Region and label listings
· · · · · · ·
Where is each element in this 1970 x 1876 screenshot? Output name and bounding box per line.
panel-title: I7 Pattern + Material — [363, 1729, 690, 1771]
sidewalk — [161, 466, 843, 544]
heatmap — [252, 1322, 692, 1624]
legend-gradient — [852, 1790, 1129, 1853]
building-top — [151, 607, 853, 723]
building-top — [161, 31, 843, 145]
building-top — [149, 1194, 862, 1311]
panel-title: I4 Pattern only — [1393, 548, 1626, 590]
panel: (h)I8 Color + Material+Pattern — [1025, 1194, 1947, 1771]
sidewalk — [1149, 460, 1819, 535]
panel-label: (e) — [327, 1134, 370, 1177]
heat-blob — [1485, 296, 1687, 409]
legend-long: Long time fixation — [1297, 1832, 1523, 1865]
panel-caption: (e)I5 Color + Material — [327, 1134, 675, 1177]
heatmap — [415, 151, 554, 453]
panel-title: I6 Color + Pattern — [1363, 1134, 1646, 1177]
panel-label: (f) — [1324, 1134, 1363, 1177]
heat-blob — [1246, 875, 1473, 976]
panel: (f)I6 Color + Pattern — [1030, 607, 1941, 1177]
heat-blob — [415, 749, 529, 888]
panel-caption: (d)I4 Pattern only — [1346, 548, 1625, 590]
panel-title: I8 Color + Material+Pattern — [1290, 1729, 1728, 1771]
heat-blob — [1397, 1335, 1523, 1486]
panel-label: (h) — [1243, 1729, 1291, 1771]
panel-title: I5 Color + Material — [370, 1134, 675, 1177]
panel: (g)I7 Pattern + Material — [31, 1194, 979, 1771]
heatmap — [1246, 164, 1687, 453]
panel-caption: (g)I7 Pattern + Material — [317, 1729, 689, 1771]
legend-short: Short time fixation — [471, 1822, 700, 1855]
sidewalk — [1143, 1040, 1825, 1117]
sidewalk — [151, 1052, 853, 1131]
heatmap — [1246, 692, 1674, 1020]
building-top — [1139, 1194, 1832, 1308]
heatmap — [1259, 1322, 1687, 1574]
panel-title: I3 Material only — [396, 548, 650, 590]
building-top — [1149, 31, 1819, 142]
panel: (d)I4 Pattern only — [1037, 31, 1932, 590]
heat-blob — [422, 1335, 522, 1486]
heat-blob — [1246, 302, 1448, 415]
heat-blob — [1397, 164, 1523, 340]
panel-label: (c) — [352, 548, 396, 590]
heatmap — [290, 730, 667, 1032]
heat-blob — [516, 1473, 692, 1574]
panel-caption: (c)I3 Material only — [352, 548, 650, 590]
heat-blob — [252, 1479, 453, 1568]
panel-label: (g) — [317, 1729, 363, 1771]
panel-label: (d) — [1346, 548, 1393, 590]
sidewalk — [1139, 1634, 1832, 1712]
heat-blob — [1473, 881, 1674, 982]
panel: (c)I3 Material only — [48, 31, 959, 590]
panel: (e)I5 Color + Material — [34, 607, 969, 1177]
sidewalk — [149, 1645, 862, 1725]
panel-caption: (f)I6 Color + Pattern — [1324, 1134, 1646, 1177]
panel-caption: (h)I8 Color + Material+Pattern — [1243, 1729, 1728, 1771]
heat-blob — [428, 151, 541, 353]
· · · · · · ·
Retype the records above line for line, with no changes.

Where is each element in this 1970 x 1876 screenshot? Output name and bounding box per line.
panel-title: I7 Pattern + Material — [363, 1729, 690, 1771]
sidewalk — [161, 466, 843, 544]
heatmap — [252, 1322, 692, 1624]
legend-gradient — [852, 1790, 1129, 1853]
building-top — [151, 607, 853, 723]
building-top — [161, 31, 843, 145]
building-top — [149, 1194, 862, 1311]
panel-title: I4 Pattern only — [1393, 548, 1626, 590]
panel: (h)I8 Color + Material+Pattern — [1025, 1194, 1947, 1771]
sidewalk — [1149, 460, 1819, 535]
panel-label: (e) — [327, 1134, 370, 1177]
heat-blob — [1485, 296, 1687, 409]
legend-long: Long time fixation — [1297, 1832, 1523, 1865]
panel-caption: (e)I5 Color + Material — [327, 1134, 675, 1177]
heatmap — [415, 151, 554, 453]
panel-title: I6 Color + Pattern — [1363, 1134, 1646, 1177]
panel-label: (f) — [1324, 1134, 1363, 1177]
heat-blob — [1246, 875, 1473, 976]
panel: (f)I6 Color + Pattern — [1030, 607, 1941, 1177]
heat-blob — [415, 749, 529, 888]
panel-caption: (d)I4 Pattern only — [1346, 548, 1625, 590]
panel-title: I8 Color + Material+Pattern — [1290, 1729, 1728, 1771]
heat-blob — [1397, 1335, 1523, 1486]
panel-label: (h) — [1243, 1729, 1291, 1771]
panel-title: I5 Color + Material — [370, 1134, 675, 1177]
panel: (g)I7 Pattern + Material — [31, 1194, 979, 1771]
heatmap — [1246, 164, 1687, 453]
panel-caption: (g)I7 Pattern + Material — [317, 1729, 689, 1771]
legend-short: Short time fixation — [471, 1822, 700, 1855]
sidewalk — [1143, 1040, 1825, 1117]
sidewalk — [151, 1052, 853, 1131]
heatmap — [1246, 692, 1674, 1020]
building-top — [1139, 1194, 1832, 1308]
heatmap — [1259, 1322, 1687, 1574]
panel-title: I3 Material only — [396, 548, 650, 590]
building-top — [1149, 31, 1819, 142]
panel: (d)I4 Pattern only — [1037, 31, 1932, 590]
heat-blob — [422, 1335, 522, 1486]
heat-blob — [1246, 302, 1448, 415]
heat-blob — [1397, 164, 1523, 340]
panel-label: (c) — [352, 548, 396, 590]
heatmap — [290, 730, 667, 1032]
heat-blob — [516, 1473, 692, 1574]
panel-caption: (c)I3 Material only — [352, 548, 650, 590]
heat-blob — [252, 1479, 453, 1568]
panel-label: (g) — [317, 1729, 363, 1771]
panel-label: (d) — [1346, 548, 1393, 590]
sidewalk — [1139, 1634, 1832, 1712]
heat-blob — [1473, 881, 1674, 982]
panel: (c)I3 Material only — [48, 31, 959, 590]
panel: (e)I5 Color + Material — [34, 607, 969, 1177]
sidewalk — [149, 1645, 862, 1725]
panel-caption: (f)I6 Color + Pattern — [1324, 1134, 1646, 1177]
panel-caption: (h)I8 Color + Material+Pattern — [1243, 1729, 1728, 1771]
heat-blob — [428, 151, 541, 353]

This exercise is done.